> **Records supplied**

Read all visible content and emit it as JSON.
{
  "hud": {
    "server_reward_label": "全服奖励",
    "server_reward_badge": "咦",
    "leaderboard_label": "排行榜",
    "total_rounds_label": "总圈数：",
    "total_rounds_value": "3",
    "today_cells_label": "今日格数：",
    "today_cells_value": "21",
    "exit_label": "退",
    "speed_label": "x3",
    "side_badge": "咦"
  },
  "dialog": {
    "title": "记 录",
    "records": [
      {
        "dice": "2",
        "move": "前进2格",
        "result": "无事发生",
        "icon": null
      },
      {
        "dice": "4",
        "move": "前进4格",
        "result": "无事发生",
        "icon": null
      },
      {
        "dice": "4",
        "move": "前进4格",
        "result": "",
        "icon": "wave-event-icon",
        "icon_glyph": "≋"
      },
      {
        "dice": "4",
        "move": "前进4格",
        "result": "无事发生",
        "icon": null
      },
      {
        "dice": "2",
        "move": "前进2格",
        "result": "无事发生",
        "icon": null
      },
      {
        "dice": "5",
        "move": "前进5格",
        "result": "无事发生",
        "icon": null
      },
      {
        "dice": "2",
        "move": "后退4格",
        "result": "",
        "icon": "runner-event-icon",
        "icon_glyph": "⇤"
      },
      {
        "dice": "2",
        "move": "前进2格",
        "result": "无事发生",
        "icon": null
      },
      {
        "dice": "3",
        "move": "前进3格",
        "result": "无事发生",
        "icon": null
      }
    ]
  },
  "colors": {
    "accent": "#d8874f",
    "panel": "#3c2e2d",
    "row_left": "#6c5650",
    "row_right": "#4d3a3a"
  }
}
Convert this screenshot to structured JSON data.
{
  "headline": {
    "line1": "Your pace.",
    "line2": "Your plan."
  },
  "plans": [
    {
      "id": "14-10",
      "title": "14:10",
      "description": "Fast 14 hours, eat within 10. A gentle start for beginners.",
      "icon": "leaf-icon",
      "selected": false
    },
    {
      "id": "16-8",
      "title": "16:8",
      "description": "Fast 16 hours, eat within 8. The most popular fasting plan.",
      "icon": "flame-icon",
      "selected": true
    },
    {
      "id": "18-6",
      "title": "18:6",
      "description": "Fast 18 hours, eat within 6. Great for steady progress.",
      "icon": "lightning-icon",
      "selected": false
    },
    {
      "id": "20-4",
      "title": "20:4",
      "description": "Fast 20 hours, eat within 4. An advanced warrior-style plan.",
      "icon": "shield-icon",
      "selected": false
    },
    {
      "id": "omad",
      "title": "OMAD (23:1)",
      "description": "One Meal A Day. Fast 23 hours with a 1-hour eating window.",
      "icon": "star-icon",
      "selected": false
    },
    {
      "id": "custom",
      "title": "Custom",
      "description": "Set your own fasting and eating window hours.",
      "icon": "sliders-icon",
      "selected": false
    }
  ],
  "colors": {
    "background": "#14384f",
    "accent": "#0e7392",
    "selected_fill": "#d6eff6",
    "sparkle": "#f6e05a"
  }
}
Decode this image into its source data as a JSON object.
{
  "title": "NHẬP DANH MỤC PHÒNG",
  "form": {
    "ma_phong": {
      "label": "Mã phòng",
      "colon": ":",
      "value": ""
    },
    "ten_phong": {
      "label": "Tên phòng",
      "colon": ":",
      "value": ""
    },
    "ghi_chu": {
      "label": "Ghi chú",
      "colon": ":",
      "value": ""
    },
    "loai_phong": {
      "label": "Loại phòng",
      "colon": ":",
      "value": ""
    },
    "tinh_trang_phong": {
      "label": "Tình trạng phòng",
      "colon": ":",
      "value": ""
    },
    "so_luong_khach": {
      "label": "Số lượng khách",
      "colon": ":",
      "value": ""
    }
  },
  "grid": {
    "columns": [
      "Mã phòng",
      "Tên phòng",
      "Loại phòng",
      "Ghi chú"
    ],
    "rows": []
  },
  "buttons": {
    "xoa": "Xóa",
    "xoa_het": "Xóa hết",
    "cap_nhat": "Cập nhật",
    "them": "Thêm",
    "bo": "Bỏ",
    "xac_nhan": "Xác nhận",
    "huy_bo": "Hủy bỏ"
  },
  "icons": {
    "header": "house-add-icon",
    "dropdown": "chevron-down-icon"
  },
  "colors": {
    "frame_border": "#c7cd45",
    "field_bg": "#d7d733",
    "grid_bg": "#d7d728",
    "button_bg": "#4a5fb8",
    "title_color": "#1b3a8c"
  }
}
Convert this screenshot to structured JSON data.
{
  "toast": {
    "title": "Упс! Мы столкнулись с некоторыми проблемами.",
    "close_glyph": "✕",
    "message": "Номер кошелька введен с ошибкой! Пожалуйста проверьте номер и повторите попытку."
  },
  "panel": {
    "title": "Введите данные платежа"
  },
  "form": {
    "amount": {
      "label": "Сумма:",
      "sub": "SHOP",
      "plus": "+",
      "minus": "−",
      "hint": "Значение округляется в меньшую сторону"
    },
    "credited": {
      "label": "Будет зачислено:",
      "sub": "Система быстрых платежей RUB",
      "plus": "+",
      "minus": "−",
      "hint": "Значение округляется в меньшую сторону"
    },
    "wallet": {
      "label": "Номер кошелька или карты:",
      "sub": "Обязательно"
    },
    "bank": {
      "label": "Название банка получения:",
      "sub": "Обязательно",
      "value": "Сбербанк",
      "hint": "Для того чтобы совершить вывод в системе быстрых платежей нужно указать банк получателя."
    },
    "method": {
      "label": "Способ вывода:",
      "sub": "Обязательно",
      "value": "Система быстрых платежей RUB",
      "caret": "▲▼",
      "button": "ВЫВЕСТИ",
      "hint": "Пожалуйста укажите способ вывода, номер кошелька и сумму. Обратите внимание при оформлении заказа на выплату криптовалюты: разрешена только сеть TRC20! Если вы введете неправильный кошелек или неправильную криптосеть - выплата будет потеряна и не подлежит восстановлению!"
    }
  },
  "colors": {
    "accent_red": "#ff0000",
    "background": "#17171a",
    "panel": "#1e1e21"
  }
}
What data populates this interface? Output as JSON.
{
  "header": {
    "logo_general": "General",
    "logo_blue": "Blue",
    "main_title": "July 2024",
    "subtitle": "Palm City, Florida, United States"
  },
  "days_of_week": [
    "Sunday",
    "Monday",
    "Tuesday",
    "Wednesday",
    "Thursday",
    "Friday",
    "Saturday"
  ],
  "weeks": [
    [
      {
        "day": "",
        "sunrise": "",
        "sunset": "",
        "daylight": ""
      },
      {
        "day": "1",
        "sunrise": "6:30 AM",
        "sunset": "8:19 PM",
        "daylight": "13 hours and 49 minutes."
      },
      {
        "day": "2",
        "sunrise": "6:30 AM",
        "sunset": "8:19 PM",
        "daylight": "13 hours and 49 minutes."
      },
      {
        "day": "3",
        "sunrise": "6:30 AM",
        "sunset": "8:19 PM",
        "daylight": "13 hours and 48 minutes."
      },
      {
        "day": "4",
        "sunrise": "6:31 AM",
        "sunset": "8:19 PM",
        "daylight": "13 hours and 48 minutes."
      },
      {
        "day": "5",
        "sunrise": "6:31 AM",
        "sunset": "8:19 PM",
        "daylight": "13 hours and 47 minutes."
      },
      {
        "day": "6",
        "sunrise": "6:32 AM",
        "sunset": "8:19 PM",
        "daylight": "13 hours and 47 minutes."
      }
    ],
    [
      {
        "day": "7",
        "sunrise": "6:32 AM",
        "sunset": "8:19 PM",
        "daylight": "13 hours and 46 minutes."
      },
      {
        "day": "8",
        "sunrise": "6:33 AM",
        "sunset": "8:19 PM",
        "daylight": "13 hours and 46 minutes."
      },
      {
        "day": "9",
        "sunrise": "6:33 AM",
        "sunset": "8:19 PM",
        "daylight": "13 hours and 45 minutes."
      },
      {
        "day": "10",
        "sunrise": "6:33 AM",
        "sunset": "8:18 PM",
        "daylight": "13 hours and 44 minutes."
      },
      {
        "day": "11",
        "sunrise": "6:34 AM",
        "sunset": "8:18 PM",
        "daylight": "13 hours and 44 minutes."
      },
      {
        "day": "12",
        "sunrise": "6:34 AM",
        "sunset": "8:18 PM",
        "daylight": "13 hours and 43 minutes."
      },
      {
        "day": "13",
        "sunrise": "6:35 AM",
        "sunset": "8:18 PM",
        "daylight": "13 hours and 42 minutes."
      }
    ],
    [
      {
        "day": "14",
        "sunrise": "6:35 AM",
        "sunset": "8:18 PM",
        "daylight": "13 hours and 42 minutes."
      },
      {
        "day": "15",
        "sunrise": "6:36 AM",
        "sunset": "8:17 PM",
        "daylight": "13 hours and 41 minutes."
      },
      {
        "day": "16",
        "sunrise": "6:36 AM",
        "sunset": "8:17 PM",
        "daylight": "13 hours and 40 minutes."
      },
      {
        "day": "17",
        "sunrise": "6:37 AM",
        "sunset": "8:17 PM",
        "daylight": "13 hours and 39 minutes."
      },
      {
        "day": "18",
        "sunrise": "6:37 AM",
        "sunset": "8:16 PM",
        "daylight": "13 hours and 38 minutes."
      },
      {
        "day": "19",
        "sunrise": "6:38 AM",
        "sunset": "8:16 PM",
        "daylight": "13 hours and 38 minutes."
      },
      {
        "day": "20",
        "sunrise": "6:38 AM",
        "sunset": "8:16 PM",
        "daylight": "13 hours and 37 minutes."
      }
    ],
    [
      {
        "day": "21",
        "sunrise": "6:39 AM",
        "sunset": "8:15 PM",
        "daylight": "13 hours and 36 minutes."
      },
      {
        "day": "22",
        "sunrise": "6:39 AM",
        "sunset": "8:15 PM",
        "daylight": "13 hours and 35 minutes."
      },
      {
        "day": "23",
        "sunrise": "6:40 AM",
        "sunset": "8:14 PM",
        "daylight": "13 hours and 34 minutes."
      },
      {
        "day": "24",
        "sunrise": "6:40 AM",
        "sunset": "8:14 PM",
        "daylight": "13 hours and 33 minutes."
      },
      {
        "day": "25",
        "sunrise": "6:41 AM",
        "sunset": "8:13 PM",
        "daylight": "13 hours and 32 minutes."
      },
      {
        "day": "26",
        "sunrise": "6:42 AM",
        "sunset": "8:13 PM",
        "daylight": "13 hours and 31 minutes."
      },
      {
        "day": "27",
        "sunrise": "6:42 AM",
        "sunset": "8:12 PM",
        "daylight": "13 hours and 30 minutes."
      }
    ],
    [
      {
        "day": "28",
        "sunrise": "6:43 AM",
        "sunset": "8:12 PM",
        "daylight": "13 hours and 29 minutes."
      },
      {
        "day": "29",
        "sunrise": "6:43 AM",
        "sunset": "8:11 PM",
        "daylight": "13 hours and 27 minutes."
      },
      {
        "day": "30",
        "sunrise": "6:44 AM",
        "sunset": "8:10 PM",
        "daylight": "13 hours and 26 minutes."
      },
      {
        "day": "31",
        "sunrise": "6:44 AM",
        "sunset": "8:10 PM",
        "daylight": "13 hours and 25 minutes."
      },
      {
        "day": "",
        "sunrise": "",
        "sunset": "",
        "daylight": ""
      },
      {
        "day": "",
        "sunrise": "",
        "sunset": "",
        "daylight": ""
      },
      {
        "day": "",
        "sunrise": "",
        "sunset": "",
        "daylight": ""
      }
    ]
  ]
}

> **Problem details**
Lines containing the string "eating" are to be selected and copied.

> **Task answer**
      "description": "One Meal A Day. Fast 23 hours with a 1-hour eating window.",
      "description": "Set your own fasting and eating window hours.",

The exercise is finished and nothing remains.